• **Stated task**:
Reproduce the records below word for word, beginning with the first line and continuing through the line containing "point bbox=[351, 113, 365, 126]".

Records
#####

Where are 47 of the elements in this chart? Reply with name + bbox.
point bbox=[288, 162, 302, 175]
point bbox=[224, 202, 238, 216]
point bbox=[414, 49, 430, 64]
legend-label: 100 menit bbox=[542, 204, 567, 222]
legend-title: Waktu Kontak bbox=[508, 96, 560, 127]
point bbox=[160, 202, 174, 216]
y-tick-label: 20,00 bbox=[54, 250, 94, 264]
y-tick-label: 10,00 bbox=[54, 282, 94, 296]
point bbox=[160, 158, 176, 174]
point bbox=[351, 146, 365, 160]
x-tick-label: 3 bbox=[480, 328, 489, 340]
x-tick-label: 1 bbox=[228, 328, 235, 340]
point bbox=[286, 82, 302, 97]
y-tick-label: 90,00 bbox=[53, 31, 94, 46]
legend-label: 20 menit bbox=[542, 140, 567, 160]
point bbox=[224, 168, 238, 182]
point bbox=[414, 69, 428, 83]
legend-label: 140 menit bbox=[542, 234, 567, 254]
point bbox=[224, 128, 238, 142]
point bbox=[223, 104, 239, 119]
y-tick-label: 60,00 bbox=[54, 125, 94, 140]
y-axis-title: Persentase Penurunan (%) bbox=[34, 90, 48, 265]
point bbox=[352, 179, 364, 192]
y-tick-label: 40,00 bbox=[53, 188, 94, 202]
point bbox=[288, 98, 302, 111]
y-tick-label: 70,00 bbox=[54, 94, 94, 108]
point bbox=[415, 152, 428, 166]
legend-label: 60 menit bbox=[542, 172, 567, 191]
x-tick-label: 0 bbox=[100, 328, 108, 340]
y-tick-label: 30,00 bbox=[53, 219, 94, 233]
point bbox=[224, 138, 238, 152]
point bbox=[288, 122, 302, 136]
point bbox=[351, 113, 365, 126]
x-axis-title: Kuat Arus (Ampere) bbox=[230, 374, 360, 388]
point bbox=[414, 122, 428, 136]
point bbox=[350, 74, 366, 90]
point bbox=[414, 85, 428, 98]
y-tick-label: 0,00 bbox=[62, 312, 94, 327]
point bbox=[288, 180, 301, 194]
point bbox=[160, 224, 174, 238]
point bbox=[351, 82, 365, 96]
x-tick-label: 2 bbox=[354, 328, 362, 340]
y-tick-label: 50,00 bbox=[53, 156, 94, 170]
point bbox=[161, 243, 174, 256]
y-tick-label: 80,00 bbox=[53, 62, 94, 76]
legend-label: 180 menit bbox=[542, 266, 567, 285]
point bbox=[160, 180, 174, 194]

#####

• **Result for this task**:
Where are 47 of the elements in this chart? Reply with name + bbox.
point bbox=[288, 162, 302, 175]
point bbox=[224, 202, 238, 216]
point bbox=[414, 49, 430, 64]
legend-label: 100 menit bbox=[542, 204, 567, 222]
legend-title: Waktu Kontak bbox=[508, 96, 560, 127]
point bbox=[160, 202, 174, 216]
y-tick-label: 20,00 bbox=[54, 250, 94, 264]
y-tick-label: 10,00 bbox=[54, 282, 94, 296]
point bbox=[160, 158, 176, 174]
point bbox=[351, 146, 365, 160]
x-tick-label: 3 bbox=[480, 328, 489, 340]
x-tick-label: 1 bbox=[228, 328, 235, 340]
point bbox=[286, 82, 302, 97]
y-tick-label: 90,00 bbox=[53, 31, 94, 46]
legend-label: 20 menit bbox=[542, 140, 567, 160]
point bbox=[224, 168, 238, 182]
point bbox=[414, 69, 428, 83]
legend-label: 140 menit bbox=[542, 234, 567, 254]
point bbox=[224, 128, 238, 142]
point bbox=[223, 104, 239, 119]
y-tick-label: 60,00 bbox=[54, 125, 94, 140]
y-axis-title: Persentase Penurunan (%) bbox=[34, 90, 48, 265]
point bbox=[352, 179, 364, 192]
y-tick-label: 40,00 bbox=[53, 188, 94, 202]
point bbox=[288, 98, 302, 111]
y-tick-label: 70,00 bbox=[54, 94, 94, 108]
point bbox=[415, 152, 428, 166]
legend-label: 60 menit bbox=[542, 172, 567, 191]
x-tick-label: 0 bbox=[100, 328, 108, 340]
y-tick-label: 30,00 bbox=[53, 219, 94, 233]
point bbox=[224, 138, 238, 152]
point bbox=[288, 122, 302, 136]
point bbox=[351, 113, 365, 126]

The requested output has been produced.